Stored records
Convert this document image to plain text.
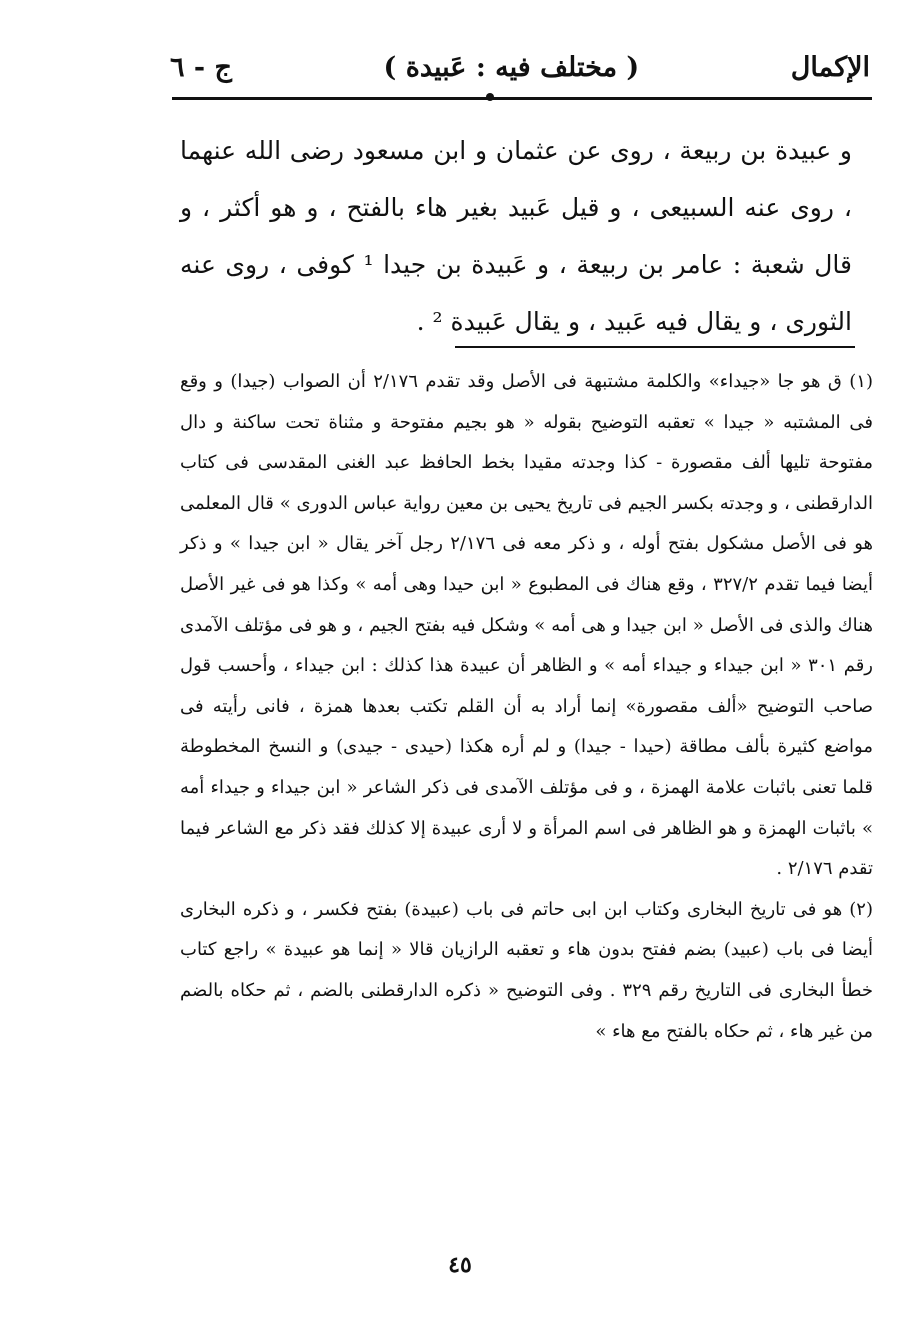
الإكمال
( مختلف فيه : عَبيدة )
ج - ٦

و عبيدة بن ربيعة ، روى عن عثمان و ابن مسعود رضى الله عنهما ، روى عنه السبيعى ، و قيل عَبيد بغير هاء بالفتح ، و هو أكثر ، و قال شعبة : عامر بن ربيعة ، و عَبيدة بن جيدا ¹ كوفى ، روى عنه الثورى ، و يقال فيه عَبيد ، و يقال عَبيدة ² .

(١) ق هو جا «جيداء» والكلمة مشتبهة فى الأصل وقد تقدم ٢/١٧٦ أن الصواب (جيدا) و وقع فى المشتبه « جيدا » تعقبه التوضيح بقوله « هو بجيم مفتوحة و مثناة تحت ساكنة و دال مفتوحة تليها ألف مقصورة - كذا وجدته مقيدا بخط الحافظ عبد الغنى المقدسى فى كتاب الدارقطنى ، و وجدته بكسر الجيم فى تاريخ يحيى بن معين رواية عباس الدورى » قال المعلمى هو فى الأصل مشكول بفتح أوله ، و ذكر معه فى ٢/١٧٦ رجل آخر يقال « ابن جيدا » و ذكر أيضا فيما تقدم ٣٢٧/٢ ، وقع هناك فى المطبوع « ابن حيدا وهى أمه » وكذا هو فى غير الأصل هناك والذى فى الأصل « ابن جيدا و هى أمه » وشكل فيه بفتح الجيم ، و هو فى مؤتلف الآمدى رقم ٣٠١ « ابن جيداء و جيداء أمه » و الظاهر أن عبيدة هذا كذلك : ابن جيداء ، وأحسب قول صاحب التوضيح «ألف مقصورة» إنما أراد به أن القلم تكتب بعدها همزة ، فانى رأيته فى مواضع كثيرة بألف مطاقة (حيدا - جيدا) و لم أره هكذا (حيدى - جيدى) و النسخ المخطوطة قلما تعنى باثبات علامة الهمزة ، و فى مؤتلف الآمدى فى ذكر الشاعر « ابن جيداء و جيداء أمه » باثبات الهمزة و هو الظاهر فى اسم المرأة و لا أرى عبيدة إلا كذلك فقد ذكر مع الشاعر فيما تقدم ٢/١٧٦ .

(٢) هو فى تاريخ البخارى وكتاب ابن ابى حاتم فى باب (عبيدة) بفتح فكسر ، و ذكره البخارى أيضا فى باب (عبيد) بضم ففتح بدون هاء و تعقبه الرازيان قالا « إنما هو عبيدة » راجع كتاب خطأ البخارى فى التاريخ رقم ٣٢٩ . وفى التوضيح « ذكره الدارقطنى بالضم ، ثم حكاه بالضم من غير هاء ، ثم حكاه بالفتح مع هاء »

٤٥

» **What needs to be done**
Reproduce each entry precisely. Leave the pictures out.

» **Correct response**
Convert this document image to plain text.
الإكمال
( مختلف فيه : عَبيدة )
ج - ٦

و عبيدة بن ربيعة ، روى عن عثمان و ابن مسعود رضى الله عنهما ، روى عنه السبيعى ، و قيل عَبيد بغير هاء بالفتح ، و هو أكثر ، و قال شعبة : عامر بن ربيعة ، و عَبيدة بن جيدا ¹ كوفى ، روى عنه الثورى ، و يقال فيه عَبيد ، و يقال عَبيدة ² .

(١) ق هو جا «جيداء» والكلمة مشتبهة فى الأصل وقد تقدم ٢/١٧٦ أن الصواب (جيدا) و وقع فى المشتبه « جيدا » تعقبه التوضيح بقوله « هو بجيم مفتوحة و مثناة تحت ساكنة و دال مفتوحة تليها ألف مقصورة - كذا وجدته مقيدا بخط الحافظ عبد الغنى المقدسى فى كتاب الدارقطنى ، و وجدته بكسر الجيم فى تاريخ يحيى بن معين رواية عباس الدورى » قال المعلمى هو فى الأصل مشكول بفتح أوله ، و ذكر معه فى ٢/١٧٦ رجل آخر يقال « ابن جيدا » و ذكر أيضا فيما تقدم ٣٢٧/٢ ، وقع هناك فى المطبوع « ابن حيدا وهى أمه » وكذا هو فى غير الأصل هناك والذى فى الأصل « ابن جيدا و هى أمه » وشكل فيه بفتح الجيم ، و هو فى مؤتلف الآمدى رقم ٣٠١ « ابن جيداء و جيداء أمه » و الظاهر أن عبيدة هذا كذلك : ابن جيداء ، وأحسب قول صاحب التوضيح «ألف مقصورة» إنما أراد به أن القلم تكتب بعدها همزة ، فانى رأيته فى مواضع كثيرة بألف مطاقة (حيدا - جيدا) و لم أره هكذا (حيدى - جيدى) و النسخ المخطوطة قلما تعنى باثبات علامة الهمزة ، و فى مؤتلف الآمدى فى ذكر الشاعر « ابن جيداء و جيداء أمه » باثبات الهمزة و هو الظاهر فى اسم المرأة و لا أرى عبيدة إلا كذلك فقد ذكر مع الشاعر فيما تقدم ٢/١٧٦ .

(٢) هو فى تاريخ البخارى وكتاب ابن ابى حاتم فى باب (عبيدة) بفتح فكسر ، و ذكره البخارى أيضا فى باب (عبيد) بضم ففتح بدون هاء و تعقبه الرازيان قالا « إنما هو عبيدة » راجع كتاب خطأ البخارى فى التاريخ رقم ٣٢٩ . وفى التوضيح « ذكره الدارقطنى بالضم ، ثم حكاه بالضم من غير هاء ، ثم حكاه بالفتح مع هاء »

٤٥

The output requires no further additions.